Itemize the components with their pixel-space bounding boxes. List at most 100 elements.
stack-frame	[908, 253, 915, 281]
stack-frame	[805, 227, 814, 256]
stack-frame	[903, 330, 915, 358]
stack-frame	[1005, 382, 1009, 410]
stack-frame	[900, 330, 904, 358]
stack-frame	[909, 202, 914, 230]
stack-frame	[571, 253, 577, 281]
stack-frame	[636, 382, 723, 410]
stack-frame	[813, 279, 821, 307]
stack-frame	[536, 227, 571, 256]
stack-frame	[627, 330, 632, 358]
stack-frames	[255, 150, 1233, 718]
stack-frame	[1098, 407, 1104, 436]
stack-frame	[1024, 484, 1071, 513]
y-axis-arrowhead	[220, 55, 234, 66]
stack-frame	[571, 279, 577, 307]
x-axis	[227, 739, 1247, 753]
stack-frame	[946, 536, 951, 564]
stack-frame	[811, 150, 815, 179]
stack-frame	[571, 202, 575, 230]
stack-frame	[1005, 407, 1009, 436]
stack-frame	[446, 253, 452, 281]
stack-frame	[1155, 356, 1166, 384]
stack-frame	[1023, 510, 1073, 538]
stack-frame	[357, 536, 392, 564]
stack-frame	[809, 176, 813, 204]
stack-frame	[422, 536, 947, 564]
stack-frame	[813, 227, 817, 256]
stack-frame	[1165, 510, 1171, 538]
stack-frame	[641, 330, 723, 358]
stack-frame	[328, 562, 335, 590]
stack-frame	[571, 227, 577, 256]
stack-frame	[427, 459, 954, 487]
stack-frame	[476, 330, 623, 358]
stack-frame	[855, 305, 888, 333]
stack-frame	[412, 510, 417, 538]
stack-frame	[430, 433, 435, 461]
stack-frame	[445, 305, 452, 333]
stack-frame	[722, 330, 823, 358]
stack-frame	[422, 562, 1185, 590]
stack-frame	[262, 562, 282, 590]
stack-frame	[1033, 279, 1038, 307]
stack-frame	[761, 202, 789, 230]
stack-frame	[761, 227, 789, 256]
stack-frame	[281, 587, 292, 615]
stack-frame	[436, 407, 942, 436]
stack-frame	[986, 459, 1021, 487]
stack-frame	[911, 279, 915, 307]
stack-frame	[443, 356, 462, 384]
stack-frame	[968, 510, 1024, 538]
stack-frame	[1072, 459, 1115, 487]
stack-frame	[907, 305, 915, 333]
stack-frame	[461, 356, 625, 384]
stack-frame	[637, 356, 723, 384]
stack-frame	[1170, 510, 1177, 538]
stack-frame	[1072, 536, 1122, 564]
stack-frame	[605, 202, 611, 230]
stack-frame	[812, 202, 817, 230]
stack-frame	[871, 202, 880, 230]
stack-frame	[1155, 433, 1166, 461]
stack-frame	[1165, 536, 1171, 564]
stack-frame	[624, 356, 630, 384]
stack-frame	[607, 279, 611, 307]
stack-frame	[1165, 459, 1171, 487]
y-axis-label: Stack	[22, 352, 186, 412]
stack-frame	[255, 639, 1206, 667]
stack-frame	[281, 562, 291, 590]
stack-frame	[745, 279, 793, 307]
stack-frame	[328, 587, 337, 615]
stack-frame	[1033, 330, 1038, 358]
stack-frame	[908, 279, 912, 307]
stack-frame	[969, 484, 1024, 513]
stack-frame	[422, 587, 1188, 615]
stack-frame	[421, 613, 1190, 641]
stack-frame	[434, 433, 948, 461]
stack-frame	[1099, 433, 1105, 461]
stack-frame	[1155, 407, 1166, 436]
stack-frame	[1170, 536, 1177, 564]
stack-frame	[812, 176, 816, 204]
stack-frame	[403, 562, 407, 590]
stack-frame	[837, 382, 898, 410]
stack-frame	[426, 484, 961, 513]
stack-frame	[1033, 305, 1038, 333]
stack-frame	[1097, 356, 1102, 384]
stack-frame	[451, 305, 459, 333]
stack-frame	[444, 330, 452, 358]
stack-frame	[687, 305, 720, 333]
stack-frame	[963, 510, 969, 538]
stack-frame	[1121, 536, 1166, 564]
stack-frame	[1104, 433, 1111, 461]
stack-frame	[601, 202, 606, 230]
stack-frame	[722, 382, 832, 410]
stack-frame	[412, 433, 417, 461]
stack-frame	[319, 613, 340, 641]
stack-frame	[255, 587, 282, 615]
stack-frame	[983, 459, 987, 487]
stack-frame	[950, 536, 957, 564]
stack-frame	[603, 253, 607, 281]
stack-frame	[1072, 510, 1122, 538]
══════════════════════════════
Pull every line out of the records above and repeat each one without changing anything.

§ **Final result**:
Itemize the components with their pixel-space bounding boxes. List at most 100 elements.
stack-frame	[908, 253, 915, 281]
stack-frame	[805, 227, 814, 256]
stack-frame	[903, 330, 915, 358]
stack-frame	[1005, 382, 1009, 410]
stack-frame	[900, 330, 904, 358]
stack-frame	[909, 202, 914, 230]
stack-frame	[571, 253, 577, 281]
stack-frame	[636, 382, 723, 410]
stack-frame	[813, 279, 821, 307]
stack-frame	[536, 227, 571, 256]
stack-frame	[627, 330, 632, 358]
stack-frames	[255, 150, 1233, 718]
stack-frame	[1098, 407, 1104, 436]
stack-frame	[1024, 484, 1071, 513]
y-axis-arrowhead	[220, 55, 234, 66]
stack-frame	[571, 279, 577, 307]
x-axis	[227, 739, 1247, 753]
stack-frame	[946, 536, 951, 564]
stack-frame	[811, 150, 815, 179]
stack-frame	[571, 202, 575, 230]
stack-frame	[1005, 407, 1009, 436]
stack-frame	[446, 253, 452, 281]
stack-frame	[1155, 356, 1166, 384]
stack-frame	[1023, 510, 1073, 538]
stack-frame	[357, 536, 392, 564]
stack-frame	[809, 176, 813, 204]
stack-frame	[422, 536, 947, 564]
stack-frame	[813, 227, 817, 256]
stack-frame	[1165, 510, 1171, 538]
stack-frame	[641, 330, 723, 358]
stack-frame	[328, 562, 335, 590]
stack-frame	[571, 227, 577, 256]
stack-frame	[427, 459, 954, 487]
stack-frame	[476, 330, 623, 358]
stack-frame	[855, 305, 888, 333]
stack-frame	[412, 510, 417, 538]
stack-frame	[430, 433, 435, 461]
stack-frame	[445, 305, 452, 333]
stack-frame	[722, 330, 823, 358]
stack-frame	[422, 562, 1185, 590]
stack-frame	[262, 562, 282, 590]
stack-frame	[1033, 279, 1038, 307]
stack-frame	[761, 202, 789, 230]
stack-frame	[761, 227, 789, 256]
stack-frame	[281, 587, 292, 615]
stack-frame	[436, 407, 942, 436]
stack-frame	[986, 459, 1021, 487]
stack-frame	[911, 279, 915, 307]
stack-frame	[443, 356, 462, 384]
stack-frame	[968, 510, 1024, 538]
stack-frame	[1072, 459, 1115, 487]
stack-frame	[907, 305, 915, 333]
stack-frame	[461, 356, 625, 384]
stack-frame	[637, 356, 723, 384]
stack-frame	[1170, 510, 1177, 538]
stack-frame	[1072, 536, 1122, 564]
stack-frame	[605, 202, 611, 230]
stack-frame	[812, 202, 817, 230]
stack-frame	[871, 202, 880, 230]
stack-frame	[1155, 433, 1166, 461]
stack-frame	[1165, 536, 1171, 564]
stack-frame	[624, 356, 630, 384]
stack-frame	[607, 279, 611, 307]
stack-frame	[1165, 459, 1171, 487]
y-axis-label: Stack	[22, 352, 186, 412]
stack-frame	[255, 639, 1206, 667]
stack-frame	[281, 562, 291, 590]
stack-frame	[745, 279, 793, 307]
stack-frame	[328, 587, 337, 615]
stack-frame	[1033, 330, 1038, 358]
stack-frame	[908, 279, 912, 307]
stack-frame	[969, 484, 1024, 513]
stack-frame	[422, 587, 1188, 615]
stack-frame	[421, 613, 1190, 641]
stack-frame	[434, 433, 948, 461]
stack-frame	[1099, 433, 1105, 461]
stack-frame	[1155, 407, 1166, 436]
stack-frame	[1170, 536, 1177, 564]
stack-frame	[812, 176, 816, 204]
stack-frame	[403, 562, 407, 590]
stack-frame	[837, 382, 898, 410]
stack-frame	[426, 484, 961, 513]
stack-frame	[1033, 305, 1038, 333]
stack-frame	[1097, 356, 1102, 384]
stack-frame	[451, 305, 459, 333]
stack-frame	[444, 330, 452, 358]
stack-frame	[687, 305, 720, 333]
stack-frame	[963, 510, 969, 538]
stack-frame	[1121, 536, 1166, 564]
stack-frame	[1104, 433, 1111, 461]
stack-frame	[601, 202, 606, 230]
stack-frame	[722, 382, 832, 410]
stack-frame	[412, 433, 417, 461]
stack-frame	[319, 613, 340, 641]
stack-frame	[255, 587, 282, 615]
stack-frame	[983, 459, 987, 487]
stack-frame	[950, 536, 957, 564]
stack-frame	[603, 253, 607, 281]
stack-frame	[1072, 510, 1122, 538]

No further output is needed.